RECORDED INFORMATION ::
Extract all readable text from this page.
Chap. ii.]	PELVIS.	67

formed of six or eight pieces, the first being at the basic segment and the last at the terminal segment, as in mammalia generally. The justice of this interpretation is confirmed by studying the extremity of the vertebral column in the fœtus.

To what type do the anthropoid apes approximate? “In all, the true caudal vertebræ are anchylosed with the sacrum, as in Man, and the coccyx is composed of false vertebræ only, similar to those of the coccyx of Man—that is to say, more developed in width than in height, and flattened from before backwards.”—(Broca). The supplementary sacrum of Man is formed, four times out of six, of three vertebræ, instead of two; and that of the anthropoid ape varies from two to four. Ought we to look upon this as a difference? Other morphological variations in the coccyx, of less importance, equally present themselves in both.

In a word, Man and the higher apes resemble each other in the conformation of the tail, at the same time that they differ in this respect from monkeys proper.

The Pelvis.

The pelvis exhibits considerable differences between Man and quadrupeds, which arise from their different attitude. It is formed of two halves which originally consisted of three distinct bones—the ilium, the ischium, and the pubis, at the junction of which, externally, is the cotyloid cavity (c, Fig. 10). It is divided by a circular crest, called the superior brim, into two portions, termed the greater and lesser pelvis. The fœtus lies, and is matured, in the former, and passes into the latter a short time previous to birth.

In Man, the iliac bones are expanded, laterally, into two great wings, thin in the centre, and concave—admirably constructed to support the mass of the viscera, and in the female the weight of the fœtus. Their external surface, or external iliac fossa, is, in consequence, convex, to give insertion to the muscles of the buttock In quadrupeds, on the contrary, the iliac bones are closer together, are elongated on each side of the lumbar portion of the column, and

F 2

...

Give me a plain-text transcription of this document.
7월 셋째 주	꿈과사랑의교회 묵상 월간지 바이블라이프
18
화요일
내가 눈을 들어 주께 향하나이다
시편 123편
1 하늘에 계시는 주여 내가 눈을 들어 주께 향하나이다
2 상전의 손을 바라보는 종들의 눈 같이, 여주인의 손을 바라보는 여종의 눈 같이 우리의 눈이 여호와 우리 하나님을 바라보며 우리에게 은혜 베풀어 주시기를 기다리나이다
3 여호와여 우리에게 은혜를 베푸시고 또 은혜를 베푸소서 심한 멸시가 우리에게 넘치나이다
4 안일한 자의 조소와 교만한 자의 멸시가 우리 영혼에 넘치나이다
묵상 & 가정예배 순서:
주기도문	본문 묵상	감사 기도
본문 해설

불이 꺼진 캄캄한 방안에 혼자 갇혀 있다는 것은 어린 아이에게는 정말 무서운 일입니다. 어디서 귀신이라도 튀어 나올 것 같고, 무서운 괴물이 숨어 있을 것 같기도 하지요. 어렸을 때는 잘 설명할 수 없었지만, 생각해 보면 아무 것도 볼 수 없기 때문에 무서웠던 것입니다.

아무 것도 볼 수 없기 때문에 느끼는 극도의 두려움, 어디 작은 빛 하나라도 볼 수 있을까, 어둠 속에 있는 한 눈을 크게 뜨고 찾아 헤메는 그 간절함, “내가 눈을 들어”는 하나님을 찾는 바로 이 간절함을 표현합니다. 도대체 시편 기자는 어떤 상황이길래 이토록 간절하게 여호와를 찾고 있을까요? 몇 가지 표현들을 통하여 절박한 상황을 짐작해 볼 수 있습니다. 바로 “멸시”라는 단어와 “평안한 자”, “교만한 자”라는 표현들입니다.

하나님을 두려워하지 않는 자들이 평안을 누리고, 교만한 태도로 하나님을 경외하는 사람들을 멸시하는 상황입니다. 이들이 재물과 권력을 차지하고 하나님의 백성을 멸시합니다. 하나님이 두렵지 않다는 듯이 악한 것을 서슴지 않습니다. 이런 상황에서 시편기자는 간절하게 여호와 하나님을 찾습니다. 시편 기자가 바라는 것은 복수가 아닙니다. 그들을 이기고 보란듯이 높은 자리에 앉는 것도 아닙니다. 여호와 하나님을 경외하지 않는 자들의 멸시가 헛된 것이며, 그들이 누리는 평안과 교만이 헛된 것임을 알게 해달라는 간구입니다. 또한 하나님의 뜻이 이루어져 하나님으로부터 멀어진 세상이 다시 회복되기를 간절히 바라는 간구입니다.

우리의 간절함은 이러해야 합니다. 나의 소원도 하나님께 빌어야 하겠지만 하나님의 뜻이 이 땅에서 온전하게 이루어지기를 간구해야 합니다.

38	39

WRITTEN EXERCISE :: Find every line that has "우리에게" in it, then return those lines.

WRITTEN ANSWER ::
2 상전의 손을 바라보는 종들의 눈 같이, 여주인의 손을 바라보는 여종의 눈 같이 우리의 눈이 여호와 우리 하나님을 바라보며 우리에게 은혜 베풀어 주시기를 기다리나이다
3 여호와여 우리에게 은혜를 베푸시고 또 은혜를 베푸소서 심한 멸시가 우리에게 넘치나이다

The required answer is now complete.